:: Given instruction ::
Select the lines below containing the word "hoặc".

Collection entries:
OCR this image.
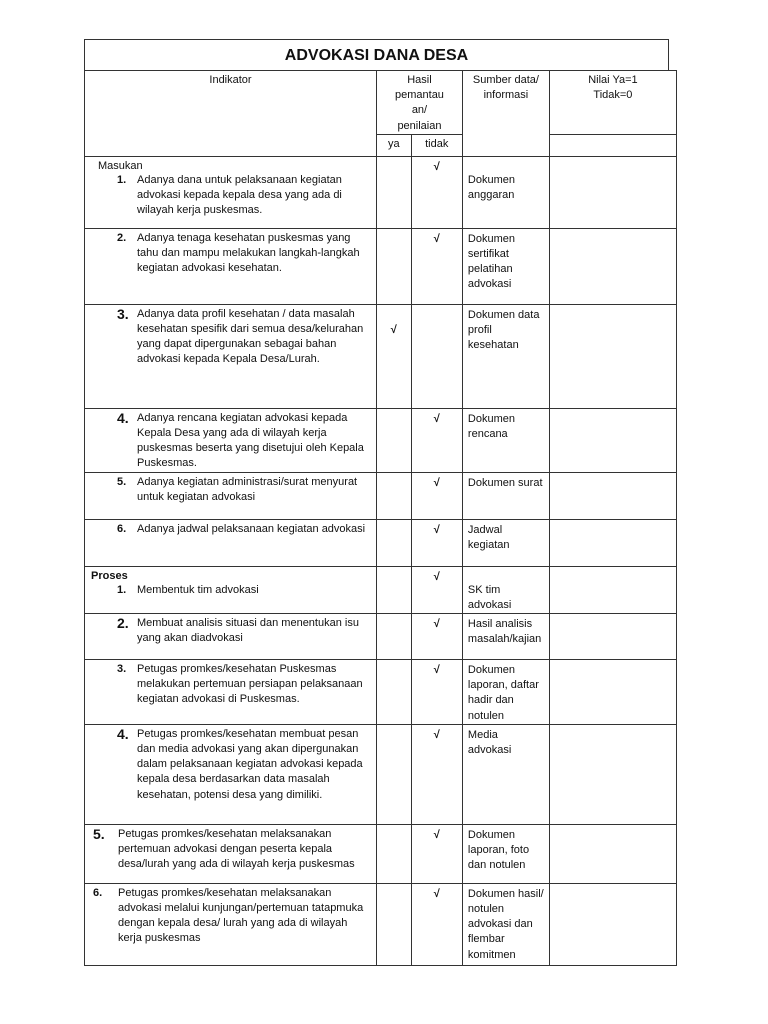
ADVOKASI DANA DESA
Indikator	Hasil pemantau an/ penilaian		Sumber data/ informasi	Nilai Ya=1
Tidak=0

	ya	tidak		

Masukan
1. Adanya dana untuk pelaksanaan kegiatan advokasi kepada kepala desa yang ada di wilayah kerja puskesmas.		√	Dokumen anggaran	

2. Adanya tenaga kesehatan puskesmas yang tahu dan mampu melakukan langkah-langkah kegiatan advokasi kesehatan.		√	Dokumen sertifikat pelatihan advokasi	

3. Adanya data profil kesehatan / data masalah kesehatan spesifik dari semua desa/kelurahan yang dapat dipergunakan sebagai bahan advokasi kepada Kepala Desa/Lurah.	√		Dokumen data profil kesehatan	

4. Adanya rencana kegiatan advokasi kepada Kepala Desa yang ada di wilayah kerja puskesmas beserta yang disetujui oleh Kepala Puskesmas.		√	Dokumen rencana	

5. Adanya kegiatan administrasi/surat menyurat untuk kegiatan advokasi		√	Dokumen surat	

6. Adanya jadwal pelaksanaan kegiatan advokasi		√	Jadwal kegiatan	

Proses
1. Membentuk tim advokasi		√	SK tim advokasi	

2. Membuat analisis situasi dan menentukan isu yang akan diadvokasi		√	Hasil analisis masalah/kajian	

3. Petugas promkes/kesehatan Puskesmas melakukan pertemuan persiapan pelaksanaan kegiatan advokasi di Puskesmas.		√	Dokumen laporan, daftar hadir dan notulen	

4. Petugas promkes/kesehatan membuat pesan dan media advokasi yang akan dipergunakan dalam pelaksanaan kegiatan advokasi kepada kepala desa berdasarkan data masalah kesehatan, potensi desa yang dimiliki.		√	Media advokasi	

5. Petugas promkes/kesehatan melaksanakan pertemuan advokasi dengan peserta kepala desa/lurah yang ada di wilayah kerja puskesmas		√	Dokumen laporan, foto dan notulen	

6. Petugas promkes/kesehatan melaksanakan advokasi melalui kunjungan/pertemuan tatapmuka dengan kepala desa/ lurah yang ada di wilayah kerja puskesmas		√	Dokumen hasil/ notulen advokasi dan flembar komitmen	
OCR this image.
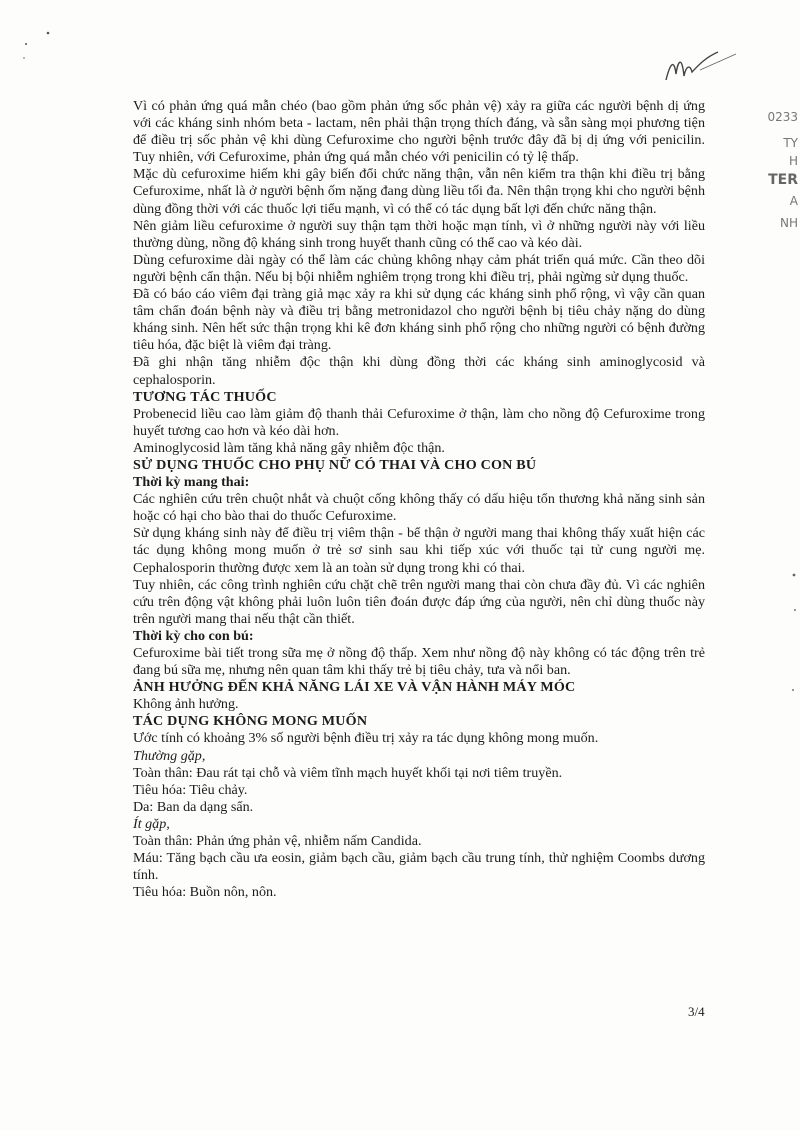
0233
TY
H
TER
A
NH

Vì có phản ứng quá mẫn chéo (bao gồm phản ứng sốc phản vệ) xảy ra giữa các người bệnh dị ứng với các kháng sinh nhóm beta - lactam, nên phải thận trọng thích đáng, và sẵn sàng mọi phương tiện để điều trị sốc phản vệ khi dùng Cefuroxime cho người bệnh trước đây đã bị dị ứng với penicilin. Tuy nhiên, với Cefuroxime, phản ứng quá mẫn chéo với penicilin có tỷ lệ thấp.

Mặc dù cefuroxime hiếm khi gây biến đổi chức năng thận, vẫn nên kiểm tra thận khi điều trị bằng Cefuroxime, nhất là ở người bệnh ốm nặng đang dùng liều tối đa. Nên thận trọng khi cho người bệnh dùng đồng thời với các thuốc lợi tiểu mạnh, vì có thể có tác dụng bất lợi đến chức năng thận.

Nên giảm liều cefuroxime ở người suy thận tạm thời hoặc mạn tính, vì ở những người này với liều thường dùng, nồng độ kháng sinh trong huyết thanh cũng có thể cao và kéo dài.

Dùng cefuroxime dài ngày có thể làm các chủng không nhạy cảm phát triển quá mức. Cần theo dõi người bệnh cẩn thận. Nếu bị bội nhiễm nghiêm trọng trong khi điều trị, phải ngừng sử dụng thuốc.

Đã có báo cáo viêm đại tràng giả mạc xảy ra khi sử dụng các kháng sinh phổ rộng, vì vậy cần quan tâm chẩn đoán bệnh này và điều trị bằng metronidazol cho người bệnh bị tiêu chảy nặng do dùng kháng sinh. Nên hết sức thận trọng khi kê đơn kháng sinh phổ rộng cho những người có bệnh đường tiêu hóa, đặc biệt là viêm đại tràng.

Đã ghi nhận tăng nhiễm độc thận khi dùng đồng thời các kháng sinh aminoglycosid và cephalosporin.

TƯƠNG TÁC THUỐC

Probenecid liều cao làm giảm độ thanh thải Cefuroxime ở thận, làm cho nồng độ Cefuroxime trong huyết tương cao hơn và kéo dài hơn.

Aminoglycosid làm tăng khả năng gây nhiễm độc thận.

SỬ DỤNG THUỐC CHO PHỤ NỮ CÓ THAI VÀ CHO CON BÚ

Thời kỳ mang thai:

Các nghiên cứu trên chuột nhắt và chuột cống không thấy có dấu hiệu tổn thương khả năng sinh sản hoặc có hại cho bào thai do thuốc Cefuroxime.

Sử dụng kháng sinh này để điều trị viêm thận - bể thận ở người mang thai không thấy xuất hiện các tác dụng không mong muốn ở trẻ sơ sinh sau khi tiếp xúc với thuốc tại tử cung người mẹ. Cephalosporin thường được xem là an toàn sử dụng trong khi có thai.

Tuy nhiên, các công trình nghiên cứu chặt chẽ trên người mang thai còn chưa đầy đủ. Vì các nghiên cứu trên động vật không phải luôn luôn tiên đoán được đáp ứng của người, nên chỉ dùng thuốc này trên người mang thai nếu thật cần thiết.

Thời kỳ cho con bú:

Cefuroxime bài tiết trong sữa mẹ ở nồng độ thấp. Xem như nồng độ này không có tác động trên trẻ đang bú sữa mẹ, nhưng nên quan tâm khi thấy trẻ bị tiêu chảy, tưa và nổi ban.

ẢNH HƯỞNG ĐẾN KHẢ NĂNG LÁI XE VÀ VẬN HÀNH MÁY MÓC

Không ảnh hưởng.

TÁC DỤNG KHÔNG MONG MUỐN

Ước tính có khoảng 3% số người bệnh điều trị xảy ra tác dụng không mong muốn.

Thường gặp,

Toàn thân: Đau rát tại chỗ và viêm tĩnh mạch huyết khối tại nơi tiêm truyền.

Tiêu hóa: Tiêu chảy.

Da: Ban da dạng sẩn.

Ít gặp,

Toàn thân: Phản ứng phản vệ, nhiễm nấm Candida.

Máu: Tăng bạch cầu ưa eosin, giảm bạch cầu, giảm bạch cầu trung tính, thử nghiệm Coombs dương tính.

Tiêu hóa: Buồn nôn, nôn.

3/4
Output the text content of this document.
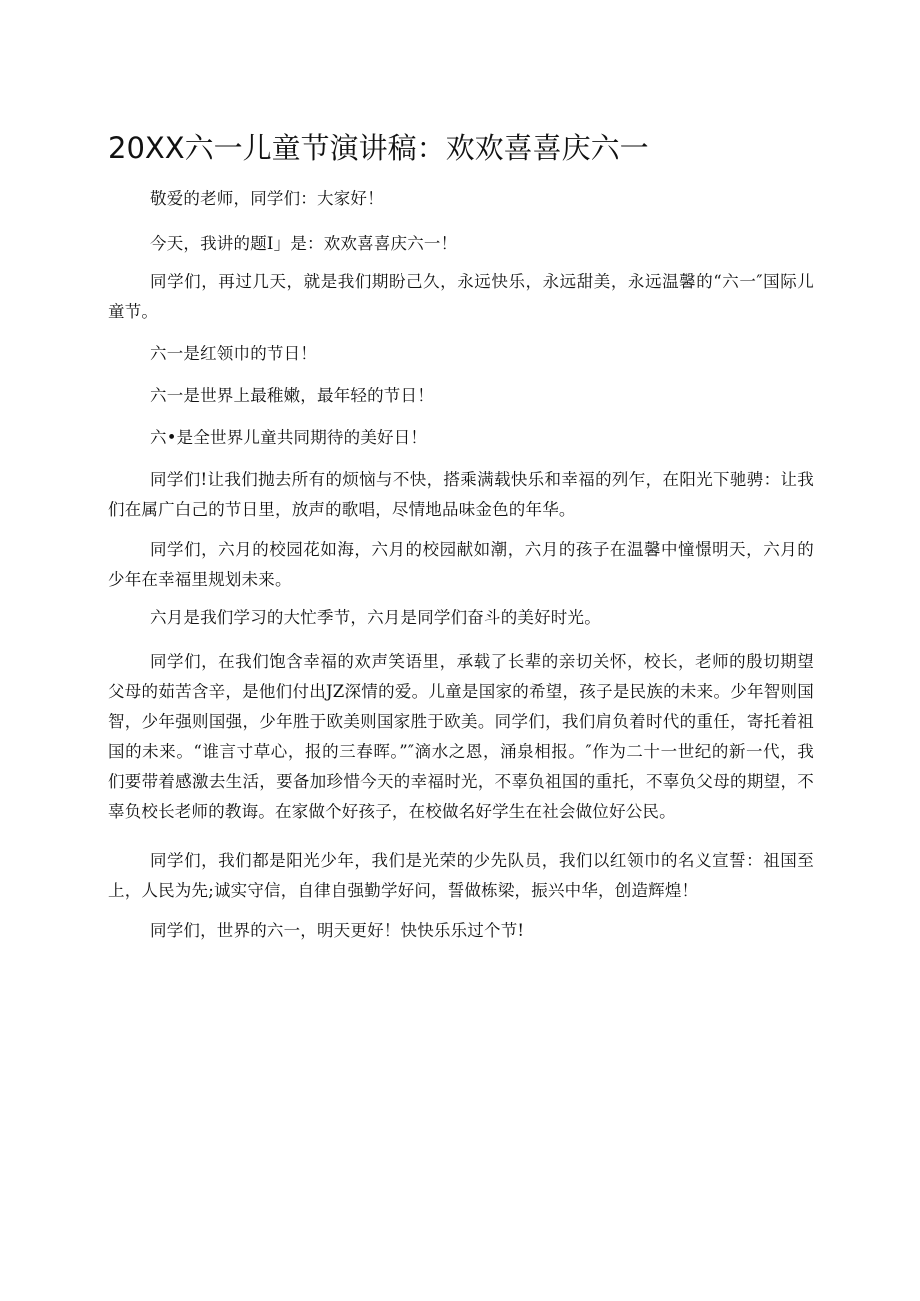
20XX六一儿童节演讲稿：欢欢喜喜庆六一

敬爱的老师，同学们：大家好！

今天，我讲的题I」是：欢欢喜喜庆六一！

同学们，再过几天，就是我们期盼己久，永远快乐，永远甜美，永远温馨的“六一″国际儿童节。

六一是红领巾的节日！

六一是世界上最稚嫩，最年轻的节日！

六•是全世界儿童共同期待的美好日！

同学们!让我们抛去所有的烦恼与不快，搭乘满载快乐和幸福的列乍，在阳光下驰骋：让我们在属广白己的节日里，放声的歌唱，尽情地品味金色的年华。

同学们，六月的校园花如海，六月的校园献如潮，六月的孩子在温馨中憧憬明天，六月的少年在幸福里规划未来。

六月是我们学习的大忙季节，六月是同学们奋斗的美好时光。

同学们，在我们饱含幸福的欢声笑语里，承载了长辈的亲切关怀，校长，老师的殷切期望父母的茹苦含辛，是他们付出JZ深情的爱。儿童是国家的希望，孩子是民族的未来。少年智则国智，少年强则国强，少年胜于欧美则国家胜于欧美。同学们，我们肩负着时代的重任，寄托着祖国的未来。“谁言寸草心，报的三春晖。”″滴水之恩，涌泉相报。″作为二十一世纪的新一代，我们要带着感激去生活，要备加珍惜今天的幸福时光，不辜负祖国的重托，不辜负父母的期望，不辜负校长老师的教诲。在家做个好孩子，在校做名好学生在社会做位好公民。

同学们，我们都是阳光少年，我们是光荣的少先队员，我们以红领巾的名义宣誓：祖国至上，人民为先;诚实守信，自律自强勤学好问，誓做栋梁，振兴中华，创造辉煌！

同学们，世界的六一，明天更好！快快乐乐过个节!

:: Correct response ::
Nên giảm liều cefuroxime ở người suy thận tạm thời hoặc mạn tính, vì ở những người này với liều thường dùng, nồng độ kháng sinh trong huyết thanh cũng có thể cao và kéo dài.
Các nghiên cứu trên chuột nhắt và chuột cống không thấy có dấu hiệu tổn thương khả năng sinh sản hoặc có hại cho bào thai do thuốc Cefuroxime.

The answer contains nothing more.